▶ _TASK PROMPT_
List every distinct proper name in the review of A:CM, once each, in the order it first appears.

To get it out of the way right off the bat: A:CM isn't a terrible game. It's a standard, by-the-numbers first-person-shooter that likely would've been hailed as a real adrenaline rush and possibly even a minor leap forward in the evolution of games of its kind had it been released maybe eight years years ago. The problem, unfortunately, is Moore's Law, which dictates that digital technology increases at an exponential rate -- meaning that a game that looks like it was made eight years ago may as well be Space Invaders when it comes to being a satisfying experience. A:CM has flashes of real imagination and excitement, but they're only flashes -- and the worst part about those flashes is that they provide a brief glimpse at what the game could have been, and there's nothing more frustrating for a video game junkie than that.

Admittedly, the game came into the word with very high expectations because the film it's licensed from isn't simply beloved in the nerd world, it's almost single-handedly the inspiration for the entire first-person-shooter genre. If you can't make a hell of a game out of Aliens -- if you can't make people positively thrilled from start-to-finish at the notion and act of lighting up a room full of aliens with a pulse rifle while trying to keep yourself and your fellow marines from becoming human incubators -- you don't deserve to be part of the industry. Well, guess what? Gearbox didn't make a hell of a game out of Aliens; it made a barely adequate one. Worse, it sent a product that cost millions and was delayed over and over again to market with significant bugs that still needed to be ironed out and an overall look that's, in a word, ugly.

Page segmentation data
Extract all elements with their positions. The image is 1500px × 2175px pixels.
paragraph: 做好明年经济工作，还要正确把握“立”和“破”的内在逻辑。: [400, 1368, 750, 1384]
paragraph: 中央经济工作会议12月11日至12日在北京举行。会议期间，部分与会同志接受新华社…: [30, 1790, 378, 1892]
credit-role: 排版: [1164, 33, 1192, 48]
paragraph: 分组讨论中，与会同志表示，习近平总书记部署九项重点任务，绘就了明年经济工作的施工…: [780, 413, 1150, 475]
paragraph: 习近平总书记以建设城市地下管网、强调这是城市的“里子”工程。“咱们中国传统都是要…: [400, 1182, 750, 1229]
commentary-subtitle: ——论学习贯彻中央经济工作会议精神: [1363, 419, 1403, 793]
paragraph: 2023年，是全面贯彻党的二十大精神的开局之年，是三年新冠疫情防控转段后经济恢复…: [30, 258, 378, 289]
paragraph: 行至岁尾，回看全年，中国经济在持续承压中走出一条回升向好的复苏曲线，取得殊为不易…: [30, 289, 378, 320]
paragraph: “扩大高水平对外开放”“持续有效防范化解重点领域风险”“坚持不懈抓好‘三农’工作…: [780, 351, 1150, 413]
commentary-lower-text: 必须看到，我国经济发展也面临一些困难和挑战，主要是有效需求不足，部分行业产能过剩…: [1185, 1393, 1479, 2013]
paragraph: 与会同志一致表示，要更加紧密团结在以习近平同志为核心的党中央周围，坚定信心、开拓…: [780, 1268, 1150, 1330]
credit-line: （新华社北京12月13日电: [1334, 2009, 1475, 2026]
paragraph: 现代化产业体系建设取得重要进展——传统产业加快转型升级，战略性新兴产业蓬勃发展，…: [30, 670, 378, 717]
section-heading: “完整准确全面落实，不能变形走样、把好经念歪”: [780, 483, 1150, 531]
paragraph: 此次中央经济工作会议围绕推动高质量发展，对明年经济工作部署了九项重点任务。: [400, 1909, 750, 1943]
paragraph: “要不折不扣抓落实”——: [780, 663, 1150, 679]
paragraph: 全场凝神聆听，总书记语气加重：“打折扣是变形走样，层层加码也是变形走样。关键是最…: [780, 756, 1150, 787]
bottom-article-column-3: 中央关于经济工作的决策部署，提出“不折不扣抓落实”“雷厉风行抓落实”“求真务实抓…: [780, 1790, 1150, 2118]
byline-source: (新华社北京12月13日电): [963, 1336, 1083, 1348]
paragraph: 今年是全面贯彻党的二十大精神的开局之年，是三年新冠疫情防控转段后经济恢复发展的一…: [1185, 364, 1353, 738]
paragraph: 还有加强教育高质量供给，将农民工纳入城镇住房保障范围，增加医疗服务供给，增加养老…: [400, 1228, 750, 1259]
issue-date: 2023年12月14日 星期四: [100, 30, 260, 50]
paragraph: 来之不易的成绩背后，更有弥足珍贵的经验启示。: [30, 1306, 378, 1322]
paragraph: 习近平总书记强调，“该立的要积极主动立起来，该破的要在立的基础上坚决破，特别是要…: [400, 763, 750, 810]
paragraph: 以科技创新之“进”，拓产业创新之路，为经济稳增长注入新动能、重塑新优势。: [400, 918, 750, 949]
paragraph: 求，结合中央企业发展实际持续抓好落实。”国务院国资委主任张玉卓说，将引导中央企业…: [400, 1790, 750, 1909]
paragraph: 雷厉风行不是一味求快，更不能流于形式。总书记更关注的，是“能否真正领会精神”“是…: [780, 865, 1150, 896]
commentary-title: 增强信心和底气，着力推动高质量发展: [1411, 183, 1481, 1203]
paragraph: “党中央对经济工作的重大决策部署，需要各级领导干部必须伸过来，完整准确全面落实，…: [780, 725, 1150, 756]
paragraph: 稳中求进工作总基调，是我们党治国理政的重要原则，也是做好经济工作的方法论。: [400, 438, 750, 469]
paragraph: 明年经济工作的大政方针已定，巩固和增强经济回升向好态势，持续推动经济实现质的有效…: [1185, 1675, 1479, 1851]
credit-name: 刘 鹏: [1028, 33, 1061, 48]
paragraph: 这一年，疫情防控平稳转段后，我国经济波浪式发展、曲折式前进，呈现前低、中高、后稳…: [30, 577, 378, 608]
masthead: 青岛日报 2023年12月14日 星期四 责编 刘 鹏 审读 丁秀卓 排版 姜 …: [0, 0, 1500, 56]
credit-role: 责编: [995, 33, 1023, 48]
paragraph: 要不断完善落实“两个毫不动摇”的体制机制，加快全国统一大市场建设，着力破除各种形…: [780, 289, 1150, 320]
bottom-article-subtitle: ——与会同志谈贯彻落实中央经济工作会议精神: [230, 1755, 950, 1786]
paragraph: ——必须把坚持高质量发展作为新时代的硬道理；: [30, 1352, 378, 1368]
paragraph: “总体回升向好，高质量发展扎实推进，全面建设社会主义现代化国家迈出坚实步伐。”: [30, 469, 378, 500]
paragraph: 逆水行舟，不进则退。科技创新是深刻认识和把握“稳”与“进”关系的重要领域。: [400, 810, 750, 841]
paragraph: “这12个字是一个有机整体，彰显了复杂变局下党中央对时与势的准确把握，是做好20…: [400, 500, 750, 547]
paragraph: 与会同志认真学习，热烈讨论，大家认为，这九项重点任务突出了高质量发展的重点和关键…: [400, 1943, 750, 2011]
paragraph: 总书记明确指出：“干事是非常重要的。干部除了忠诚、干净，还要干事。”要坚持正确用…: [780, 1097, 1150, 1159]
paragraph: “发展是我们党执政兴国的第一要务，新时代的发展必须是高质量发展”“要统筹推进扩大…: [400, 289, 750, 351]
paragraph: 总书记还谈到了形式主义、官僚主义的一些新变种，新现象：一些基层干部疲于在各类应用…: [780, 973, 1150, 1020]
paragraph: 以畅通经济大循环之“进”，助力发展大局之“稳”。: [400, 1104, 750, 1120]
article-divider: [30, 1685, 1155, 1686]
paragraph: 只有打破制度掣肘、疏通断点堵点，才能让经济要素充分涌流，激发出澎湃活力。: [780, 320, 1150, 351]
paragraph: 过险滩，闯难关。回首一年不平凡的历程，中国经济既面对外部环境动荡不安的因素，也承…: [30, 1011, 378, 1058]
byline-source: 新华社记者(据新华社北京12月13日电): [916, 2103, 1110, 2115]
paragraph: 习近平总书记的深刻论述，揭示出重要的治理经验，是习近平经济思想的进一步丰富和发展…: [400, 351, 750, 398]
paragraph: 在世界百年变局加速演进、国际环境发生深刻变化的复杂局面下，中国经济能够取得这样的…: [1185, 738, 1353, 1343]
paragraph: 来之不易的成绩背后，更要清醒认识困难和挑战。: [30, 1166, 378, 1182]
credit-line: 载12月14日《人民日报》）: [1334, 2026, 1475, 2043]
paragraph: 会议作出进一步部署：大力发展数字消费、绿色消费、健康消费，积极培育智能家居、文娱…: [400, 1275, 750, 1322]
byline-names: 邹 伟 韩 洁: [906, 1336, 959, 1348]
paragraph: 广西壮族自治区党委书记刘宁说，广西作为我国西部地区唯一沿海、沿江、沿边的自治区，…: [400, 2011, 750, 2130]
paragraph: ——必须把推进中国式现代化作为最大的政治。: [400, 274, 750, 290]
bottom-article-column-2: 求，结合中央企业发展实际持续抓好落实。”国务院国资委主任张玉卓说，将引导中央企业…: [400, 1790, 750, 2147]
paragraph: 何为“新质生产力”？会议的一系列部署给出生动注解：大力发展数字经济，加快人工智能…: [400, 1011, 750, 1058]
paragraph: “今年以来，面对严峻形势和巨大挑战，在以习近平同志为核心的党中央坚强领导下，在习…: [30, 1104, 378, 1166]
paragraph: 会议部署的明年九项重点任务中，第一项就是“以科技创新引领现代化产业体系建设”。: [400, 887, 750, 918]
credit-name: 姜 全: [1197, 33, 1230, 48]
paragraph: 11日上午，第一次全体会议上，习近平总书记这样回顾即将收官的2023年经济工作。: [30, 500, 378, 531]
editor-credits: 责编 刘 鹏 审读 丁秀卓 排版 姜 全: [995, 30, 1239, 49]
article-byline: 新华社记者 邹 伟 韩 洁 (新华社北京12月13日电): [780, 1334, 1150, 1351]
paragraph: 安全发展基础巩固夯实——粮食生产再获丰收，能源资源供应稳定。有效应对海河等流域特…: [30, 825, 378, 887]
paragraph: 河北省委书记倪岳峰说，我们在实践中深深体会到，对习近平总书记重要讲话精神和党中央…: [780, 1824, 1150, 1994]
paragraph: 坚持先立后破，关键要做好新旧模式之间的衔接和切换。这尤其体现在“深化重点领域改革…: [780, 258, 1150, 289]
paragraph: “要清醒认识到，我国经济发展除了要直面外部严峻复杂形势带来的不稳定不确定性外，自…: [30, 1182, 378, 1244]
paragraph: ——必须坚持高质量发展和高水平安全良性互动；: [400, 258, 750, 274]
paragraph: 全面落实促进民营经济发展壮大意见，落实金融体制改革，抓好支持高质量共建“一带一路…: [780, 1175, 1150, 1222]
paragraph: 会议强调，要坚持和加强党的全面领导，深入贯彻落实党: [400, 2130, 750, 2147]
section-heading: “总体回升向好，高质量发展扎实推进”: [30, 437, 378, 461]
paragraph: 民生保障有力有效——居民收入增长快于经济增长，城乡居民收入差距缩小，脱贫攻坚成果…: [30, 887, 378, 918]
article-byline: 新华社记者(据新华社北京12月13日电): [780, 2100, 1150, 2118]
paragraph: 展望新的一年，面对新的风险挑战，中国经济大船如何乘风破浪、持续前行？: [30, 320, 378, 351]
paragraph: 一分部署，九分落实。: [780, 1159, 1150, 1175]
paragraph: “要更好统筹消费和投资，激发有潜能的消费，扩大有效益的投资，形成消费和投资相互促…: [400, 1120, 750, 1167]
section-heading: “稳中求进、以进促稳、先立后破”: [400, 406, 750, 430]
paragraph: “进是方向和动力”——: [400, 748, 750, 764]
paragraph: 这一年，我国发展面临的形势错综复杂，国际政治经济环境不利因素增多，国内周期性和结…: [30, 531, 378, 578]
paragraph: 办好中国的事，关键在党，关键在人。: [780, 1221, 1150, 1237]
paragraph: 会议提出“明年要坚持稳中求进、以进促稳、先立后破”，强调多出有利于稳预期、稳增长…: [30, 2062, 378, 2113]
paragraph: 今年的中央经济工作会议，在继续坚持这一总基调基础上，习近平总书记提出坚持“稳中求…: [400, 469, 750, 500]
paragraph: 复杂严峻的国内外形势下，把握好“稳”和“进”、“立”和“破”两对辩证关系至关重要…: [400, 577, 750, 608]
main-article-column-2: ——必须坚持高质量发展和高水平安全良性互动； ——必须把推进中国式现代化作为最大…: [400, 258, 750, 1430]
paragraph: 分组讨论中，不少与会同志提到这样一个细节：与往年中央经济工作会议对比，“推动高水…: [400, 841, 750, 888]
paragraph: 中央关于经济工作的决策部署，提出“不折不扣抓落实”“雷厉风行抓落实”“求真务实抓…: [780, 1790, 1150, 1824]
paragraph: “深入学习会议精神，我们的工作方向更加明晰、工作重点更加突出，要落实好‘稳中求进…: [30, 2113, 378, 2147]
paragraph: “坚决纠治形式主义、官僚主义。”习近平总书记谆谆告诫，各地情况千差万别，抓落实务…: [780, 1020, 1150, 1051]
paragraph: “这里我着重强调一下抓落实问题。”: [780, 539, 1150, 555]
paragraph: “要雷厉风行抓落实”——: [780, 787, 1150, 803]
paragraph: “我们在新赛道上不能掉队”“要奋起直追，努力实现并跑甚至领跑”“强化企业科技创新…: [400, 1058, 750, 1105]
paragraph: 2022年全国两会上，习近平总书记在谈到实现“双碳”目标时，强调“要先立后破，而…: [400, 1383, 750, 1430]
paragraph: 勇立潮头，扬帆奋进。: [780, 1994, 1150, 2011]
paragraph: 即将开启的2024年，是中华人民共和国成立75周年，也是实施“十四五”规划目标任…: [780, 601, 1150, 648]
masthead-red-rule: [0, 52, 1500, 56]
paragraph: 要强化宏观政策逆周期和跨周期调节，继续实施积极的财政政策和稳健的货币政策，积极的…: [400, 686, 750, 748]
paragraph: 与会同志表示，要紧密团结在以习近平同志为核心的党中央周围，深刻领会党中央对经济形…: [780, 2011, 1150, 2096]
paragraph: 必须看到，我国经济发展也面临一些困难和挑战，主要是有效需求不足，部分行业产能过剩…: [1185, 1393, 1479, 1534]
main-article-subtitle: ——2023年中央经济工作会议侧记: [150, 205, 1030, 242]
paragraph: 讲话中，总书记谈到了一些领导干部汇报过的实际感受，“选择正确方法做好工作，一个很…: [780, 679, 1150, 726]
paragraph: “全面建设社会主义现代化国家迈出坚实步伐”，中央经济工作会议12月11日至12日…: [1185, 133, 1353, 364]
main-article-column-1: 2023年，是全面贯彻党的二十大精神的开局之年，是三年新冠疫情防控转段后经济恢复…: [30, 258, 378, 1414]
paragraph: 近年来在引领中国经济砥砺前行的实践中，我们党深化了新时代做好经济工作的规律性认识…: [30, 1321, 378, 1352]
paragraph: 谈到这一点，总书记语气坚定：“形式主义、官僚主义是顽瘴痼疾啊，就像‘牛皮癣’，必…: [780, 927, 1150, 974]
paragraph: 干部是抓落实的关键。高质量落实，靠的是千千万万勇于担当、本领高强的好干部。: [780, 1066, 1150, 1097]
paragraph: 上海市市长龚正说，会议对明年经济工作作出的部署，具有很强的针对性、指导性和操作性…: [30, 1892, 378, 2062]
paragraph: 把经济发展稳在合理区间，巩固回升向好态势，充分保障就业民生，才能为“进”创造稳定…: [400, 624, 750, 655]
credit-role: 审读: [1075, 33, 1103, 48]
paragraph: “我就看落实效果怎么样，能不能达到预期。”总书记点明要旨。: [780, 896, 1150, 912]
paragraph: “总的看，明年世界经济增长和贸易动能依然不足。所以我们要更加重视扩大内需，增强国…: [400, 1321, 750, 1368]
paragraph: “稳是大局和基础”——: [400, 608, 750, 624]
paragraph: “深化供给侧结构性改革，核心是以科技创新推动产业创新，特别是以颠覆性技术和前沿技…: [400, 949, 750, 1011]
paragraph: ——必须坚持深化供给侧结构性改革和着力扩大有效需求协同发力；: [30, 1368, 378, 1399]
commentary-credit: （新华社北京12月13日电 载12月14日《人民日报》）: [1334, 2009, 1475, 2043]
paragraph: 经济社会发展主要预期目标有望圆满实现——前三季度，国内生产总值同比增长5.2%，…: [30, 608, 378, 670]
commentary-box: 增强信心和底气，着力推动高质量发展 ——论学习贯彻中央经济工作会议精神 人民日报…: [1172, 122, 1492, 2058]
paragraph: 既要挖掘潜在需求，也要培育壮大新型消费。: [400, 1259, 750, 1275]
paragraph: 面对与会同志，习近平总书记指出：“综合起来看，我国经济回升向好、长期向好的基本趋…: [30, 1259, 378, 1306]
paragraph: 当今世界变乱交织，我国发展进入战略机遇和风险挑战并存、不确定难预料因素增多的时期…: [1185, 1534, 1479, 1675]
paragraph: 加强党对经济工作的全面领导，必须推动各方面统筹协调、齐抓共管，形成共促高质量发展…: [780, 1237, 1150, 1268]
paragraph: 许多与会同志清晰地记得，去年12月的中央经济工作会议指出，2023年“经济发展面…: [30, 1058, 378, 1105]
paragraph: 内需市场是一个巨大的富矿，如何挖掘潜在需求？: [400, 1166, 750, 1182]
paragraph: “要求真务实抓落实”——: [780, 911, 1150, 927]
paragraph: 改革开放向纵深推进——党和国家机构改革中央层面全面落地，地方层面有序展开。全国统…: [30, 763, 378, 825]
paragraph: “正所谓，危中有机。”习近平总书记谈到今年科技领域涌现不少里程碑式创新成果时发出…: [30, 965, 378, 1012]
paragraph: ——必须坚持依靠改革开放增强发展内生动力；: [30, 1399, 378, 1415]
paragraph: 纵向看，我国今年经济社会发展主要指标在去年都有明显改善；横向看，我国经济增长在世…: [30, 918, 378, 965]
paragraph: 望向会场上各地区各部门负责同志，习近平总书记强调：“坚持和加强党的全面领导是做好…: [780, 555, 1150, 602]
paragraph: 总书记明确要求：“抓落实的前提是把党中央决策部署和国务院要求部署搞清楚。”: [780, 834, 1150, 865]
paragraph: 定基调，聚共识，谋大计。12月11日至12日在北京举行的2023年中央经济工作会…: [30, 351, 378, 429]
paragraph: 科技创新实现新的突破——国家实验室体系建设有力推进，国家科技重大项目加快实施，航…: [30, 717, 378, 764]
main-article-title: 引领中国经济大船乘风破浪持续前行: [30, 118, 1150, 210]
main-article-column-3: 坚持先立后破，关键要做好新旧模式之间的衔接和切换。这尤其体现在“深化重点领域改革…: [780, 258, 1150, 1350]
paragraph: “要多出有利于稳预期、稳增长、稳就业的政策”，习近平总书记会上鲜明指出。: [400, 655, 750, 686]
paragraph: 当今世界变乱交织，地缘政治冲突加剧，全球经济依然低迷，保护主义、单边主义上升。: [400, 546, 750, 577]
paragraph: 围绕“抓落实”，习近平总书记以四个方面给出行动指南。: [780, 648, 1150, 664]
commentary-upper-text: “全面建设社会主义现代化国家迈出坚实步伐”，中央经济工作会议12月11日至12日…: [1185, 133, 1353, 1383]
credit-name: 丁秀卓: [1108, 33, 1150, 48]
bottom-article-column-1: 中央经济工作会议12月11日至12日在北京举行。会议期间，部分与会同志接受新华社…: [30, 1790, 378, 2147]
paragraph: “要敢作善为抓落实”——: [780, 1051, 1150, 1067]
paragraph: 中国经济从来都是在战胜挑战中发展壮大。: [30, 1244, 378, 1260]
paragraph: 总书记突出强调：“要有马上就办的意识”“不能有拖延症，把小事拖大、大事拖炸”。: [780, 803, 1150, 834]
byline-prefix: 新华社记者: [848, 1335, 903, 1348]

▶ _FINISHED TASK_
A:CM, Moore's Law, Space Invaders, Aliens, Gearbox